__Given task__.
Check every line below for the word "ylabel" and show those that hold it.

▶

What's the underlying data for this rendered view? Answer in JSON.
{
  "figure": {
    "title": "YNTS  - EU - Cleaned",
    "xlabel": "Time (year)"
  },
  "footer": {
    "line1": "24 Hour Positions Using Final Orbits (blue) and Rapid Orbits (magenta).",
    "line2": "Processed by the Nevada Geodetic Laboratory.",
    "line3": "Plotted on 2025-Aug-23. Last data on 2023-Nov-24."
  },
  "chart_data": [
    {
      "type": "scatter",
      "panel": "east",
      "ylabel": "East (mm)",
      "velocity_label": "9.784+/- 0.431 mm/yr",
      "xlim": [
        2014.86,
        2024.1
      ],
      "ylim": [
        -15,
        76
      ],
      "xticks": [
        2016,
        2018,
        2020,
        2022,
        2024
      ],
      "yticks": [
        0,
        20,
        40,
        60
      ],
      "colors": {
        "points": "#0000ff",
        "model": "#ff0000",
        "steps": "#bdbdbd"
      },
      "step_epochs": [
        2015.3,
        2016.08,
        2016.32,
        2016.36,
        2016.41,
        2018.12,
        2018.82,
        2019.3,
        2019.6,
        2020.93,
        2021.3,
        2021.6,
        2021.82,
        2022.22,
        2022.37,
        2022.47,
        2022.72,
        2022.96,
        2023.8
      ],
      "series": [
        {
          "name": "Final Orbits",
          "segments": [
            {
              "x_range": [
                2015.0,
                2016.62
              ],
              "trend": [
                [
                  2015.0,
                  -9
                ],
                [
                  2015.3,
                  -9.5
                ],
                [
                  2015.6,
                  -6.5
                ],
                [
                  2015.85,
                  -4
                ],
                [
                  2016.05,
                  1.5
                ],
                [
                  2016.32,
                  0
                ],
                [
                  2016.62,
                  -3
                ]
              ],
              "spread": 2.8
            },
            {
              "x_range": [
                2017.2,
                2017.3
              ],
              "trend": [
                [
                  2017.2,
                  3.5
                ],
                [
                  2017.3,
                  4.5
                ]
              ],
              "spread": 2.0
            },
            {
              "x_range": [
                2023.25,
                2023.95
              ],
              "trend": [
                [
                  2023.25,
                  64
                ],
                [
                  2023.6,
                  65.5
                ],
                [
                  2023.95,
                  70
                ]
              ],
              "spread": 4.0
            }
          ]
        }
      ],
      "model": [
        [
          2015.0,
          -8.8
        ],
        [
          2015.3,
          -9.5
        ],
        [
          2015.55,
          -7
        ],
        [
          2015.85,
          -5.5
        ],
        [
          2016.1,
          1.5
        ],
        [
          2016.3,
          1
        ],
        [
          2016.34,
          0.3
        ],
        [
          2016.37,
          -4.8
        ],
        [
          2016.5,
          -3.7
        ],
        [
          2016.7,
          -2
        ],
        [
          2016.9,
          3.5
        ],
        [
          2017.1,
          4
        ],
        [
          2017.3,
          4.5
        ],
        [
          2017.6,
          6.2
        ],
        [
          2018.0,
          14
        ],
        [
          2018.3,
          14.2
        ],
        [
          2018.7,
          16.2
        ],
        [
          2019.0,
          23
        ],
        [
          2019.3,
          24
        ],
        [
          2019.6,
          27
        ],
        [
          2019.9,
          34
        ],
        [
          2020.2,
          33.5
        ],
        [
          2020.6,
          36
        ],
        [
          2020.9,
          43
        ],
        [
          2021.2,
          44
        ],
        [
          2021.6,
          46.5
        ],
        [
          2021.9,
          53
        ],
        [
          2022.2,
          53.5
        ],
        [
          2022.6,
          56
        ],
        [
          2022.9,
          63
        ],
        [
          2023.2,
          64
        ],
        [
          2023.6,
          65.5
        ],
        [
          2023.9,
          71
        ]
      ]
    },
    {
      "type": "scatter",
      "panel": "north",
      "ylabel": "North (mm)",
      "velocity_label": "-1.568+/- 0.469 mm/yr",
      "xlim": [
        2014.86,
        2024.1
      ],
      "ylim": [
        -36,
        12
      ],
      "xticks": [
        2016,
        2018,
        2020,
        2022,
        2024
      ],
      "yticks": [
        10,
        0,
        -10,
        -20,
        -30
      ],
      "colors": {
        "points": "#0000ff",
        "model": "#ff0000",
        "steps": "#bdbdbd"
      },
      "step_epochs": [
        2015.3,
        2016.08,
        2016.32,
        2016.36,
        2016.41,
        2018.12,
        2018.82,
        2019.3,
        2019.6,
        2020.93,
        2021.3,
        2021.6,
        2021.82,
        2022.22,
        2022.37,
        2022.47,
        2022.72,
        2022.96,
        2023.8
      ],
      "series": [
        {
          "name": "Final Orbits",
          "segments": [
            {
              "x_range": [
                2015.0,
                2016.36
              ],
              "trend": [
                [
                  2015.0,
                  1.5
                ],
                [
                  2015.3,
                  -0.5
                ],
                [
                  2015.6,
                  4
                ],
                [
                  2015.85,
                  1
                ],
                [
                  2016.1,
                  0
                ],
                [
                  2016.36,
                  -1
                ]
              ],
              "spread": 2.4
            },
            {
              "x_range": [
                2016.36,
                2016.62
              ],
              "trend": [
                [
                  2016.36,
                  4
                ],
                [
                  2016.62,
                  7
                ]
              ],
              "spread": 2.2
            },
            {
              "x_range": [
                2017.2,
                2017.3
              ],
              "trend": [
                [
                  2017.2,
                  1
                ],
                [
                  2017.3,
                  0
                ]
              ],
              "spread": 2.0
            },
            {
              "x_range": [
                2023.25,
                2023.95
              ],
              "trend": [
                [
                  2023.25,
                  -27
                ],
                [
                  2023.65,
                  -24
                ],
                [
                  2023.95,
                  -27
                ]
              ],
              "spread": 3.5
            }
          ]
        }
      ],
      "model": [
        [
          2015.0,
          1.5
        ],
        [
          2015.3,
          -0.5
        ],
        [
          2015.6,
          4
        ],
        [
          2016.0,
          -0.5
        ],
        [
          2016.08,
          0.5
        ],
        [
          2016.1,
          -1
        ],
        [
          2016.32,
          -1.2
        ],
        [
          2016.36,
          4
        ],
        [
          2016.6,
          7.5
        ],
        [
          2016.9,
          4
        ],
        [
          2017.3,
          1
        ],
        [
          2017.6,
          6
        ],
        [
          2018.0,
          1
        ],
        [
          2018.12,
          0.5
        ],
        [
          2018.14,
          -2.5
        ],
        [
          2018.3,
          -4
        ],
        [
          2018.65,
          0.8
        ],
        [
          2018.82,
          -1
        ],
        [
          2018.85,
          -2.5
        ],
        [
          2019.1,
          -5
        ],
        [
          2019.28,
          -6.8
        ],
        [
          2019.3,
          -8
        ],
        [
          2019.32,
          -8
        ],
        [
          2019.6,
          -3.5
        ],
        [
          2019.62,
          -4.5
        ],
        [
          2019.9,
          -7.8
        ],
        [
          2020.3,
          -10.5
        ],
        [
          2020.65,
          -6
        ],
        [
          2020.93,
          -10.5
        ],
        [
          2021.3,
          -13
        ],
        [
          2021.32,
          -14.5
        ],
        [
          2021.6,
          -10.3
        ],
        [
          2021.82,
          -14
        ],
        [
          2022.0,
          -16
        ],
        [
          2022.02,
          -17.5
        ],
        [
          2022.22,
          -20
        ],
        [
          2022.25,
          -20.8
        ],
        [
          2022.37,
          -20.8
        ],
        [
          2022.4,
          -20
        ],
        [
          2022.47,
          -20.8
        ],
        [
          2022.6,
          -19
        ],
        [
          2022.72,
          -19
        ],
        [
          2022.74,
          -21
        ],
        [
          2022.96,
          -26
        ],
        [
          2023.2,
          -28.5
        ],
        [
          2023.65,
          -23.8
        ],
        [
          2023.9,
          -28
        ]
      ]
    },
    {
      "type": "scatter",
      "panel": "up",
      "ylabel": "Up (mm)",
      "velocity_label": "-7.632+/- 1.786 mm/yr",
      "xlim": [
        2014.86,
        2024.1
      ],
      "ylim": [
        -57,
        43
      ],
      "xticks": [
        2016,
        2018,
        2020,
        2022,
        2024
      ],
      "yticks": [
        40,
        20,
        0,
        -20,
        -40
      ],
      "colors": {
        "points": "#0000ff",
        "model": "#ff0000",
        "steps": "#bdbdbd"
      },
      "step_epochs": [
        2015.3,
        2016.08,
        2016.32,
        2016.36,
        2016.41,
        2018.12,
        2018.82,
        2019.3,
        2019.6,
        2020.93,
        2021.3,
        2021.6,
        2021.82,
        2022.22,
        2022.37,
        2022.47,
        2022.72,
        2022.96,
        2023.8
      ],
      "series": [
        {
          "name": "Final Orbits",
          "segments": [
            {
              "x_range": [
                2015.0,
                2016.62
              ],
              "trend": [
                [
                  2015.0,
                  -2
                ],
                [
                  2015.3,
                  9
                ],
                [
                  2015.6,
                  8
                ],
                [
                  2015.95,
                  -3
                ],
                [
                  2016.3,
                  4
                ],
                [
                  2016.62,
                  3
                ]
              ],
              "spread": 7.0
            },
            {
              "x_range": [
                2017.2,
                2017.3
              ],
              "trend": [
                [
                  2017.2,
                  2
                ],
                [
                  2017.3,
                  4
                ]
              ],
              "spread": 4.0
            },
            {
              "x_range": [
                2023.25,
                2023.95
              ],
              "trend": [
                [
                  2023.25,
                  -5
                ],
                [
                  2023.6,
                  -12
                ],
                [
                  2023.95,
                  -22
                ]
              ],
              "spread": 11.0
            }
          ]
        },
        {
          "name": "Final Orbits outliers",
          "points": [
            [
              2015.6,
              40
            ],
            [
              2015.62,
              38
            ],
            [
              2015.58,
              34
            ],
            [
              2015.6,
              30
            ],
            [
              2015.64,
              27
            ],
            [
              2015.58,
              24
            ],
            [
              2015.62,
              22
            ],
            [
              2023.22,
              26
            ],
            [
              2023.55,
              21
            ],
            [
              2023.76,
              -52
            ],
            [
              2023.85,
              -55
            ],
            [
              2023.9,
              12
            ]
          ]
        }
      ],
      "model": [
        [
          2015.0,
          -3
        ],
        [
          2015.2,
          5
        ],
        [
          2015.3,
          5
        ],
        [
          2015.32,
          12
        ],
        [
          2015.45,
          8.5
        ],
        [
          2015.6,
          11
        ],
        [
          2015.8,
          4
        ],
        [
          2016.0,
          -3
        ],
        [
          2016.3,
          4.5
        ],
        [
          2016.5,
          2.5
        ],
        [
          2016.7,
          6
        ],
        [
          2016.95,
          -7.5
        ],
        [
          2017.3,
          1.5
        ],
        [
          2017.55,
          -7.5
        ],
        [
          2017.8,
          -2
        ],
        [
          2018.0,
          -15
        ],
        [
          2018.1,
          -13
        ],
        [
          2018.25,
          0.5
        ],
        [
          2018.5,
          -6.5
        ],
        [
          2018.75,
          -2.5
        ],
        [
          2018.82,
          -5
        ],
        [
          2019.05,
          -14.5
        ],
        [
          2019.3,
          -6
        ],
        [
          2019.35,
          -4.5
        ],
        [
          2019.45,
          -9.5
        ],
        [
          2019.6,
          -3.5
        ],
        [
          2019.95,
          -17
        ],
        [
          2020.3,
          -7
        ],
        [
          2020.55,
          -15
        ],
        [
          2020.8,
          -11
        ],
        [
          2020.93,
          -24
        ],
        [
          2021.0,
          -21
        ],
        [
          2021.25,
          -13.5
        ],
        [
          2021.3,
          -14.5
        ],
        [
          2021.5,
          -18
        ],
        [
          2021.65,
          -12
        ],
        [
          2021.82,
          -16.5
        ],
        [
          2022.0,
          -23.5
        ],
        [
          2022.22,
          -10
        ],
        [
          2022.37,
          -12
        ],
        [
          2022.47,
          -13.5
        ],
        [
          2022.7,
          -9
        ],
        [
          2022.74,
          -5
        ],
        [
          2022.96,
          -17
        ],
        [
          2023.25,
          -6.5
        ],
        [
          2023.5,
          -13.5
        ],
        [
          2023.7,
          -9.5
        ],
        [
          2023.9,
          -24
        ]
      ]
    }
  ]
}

◀

__Correct response__.
      "ylabel": "East (mm)",
      "ylabel": "North (mm)",
      "ylabel": "Up (mm)",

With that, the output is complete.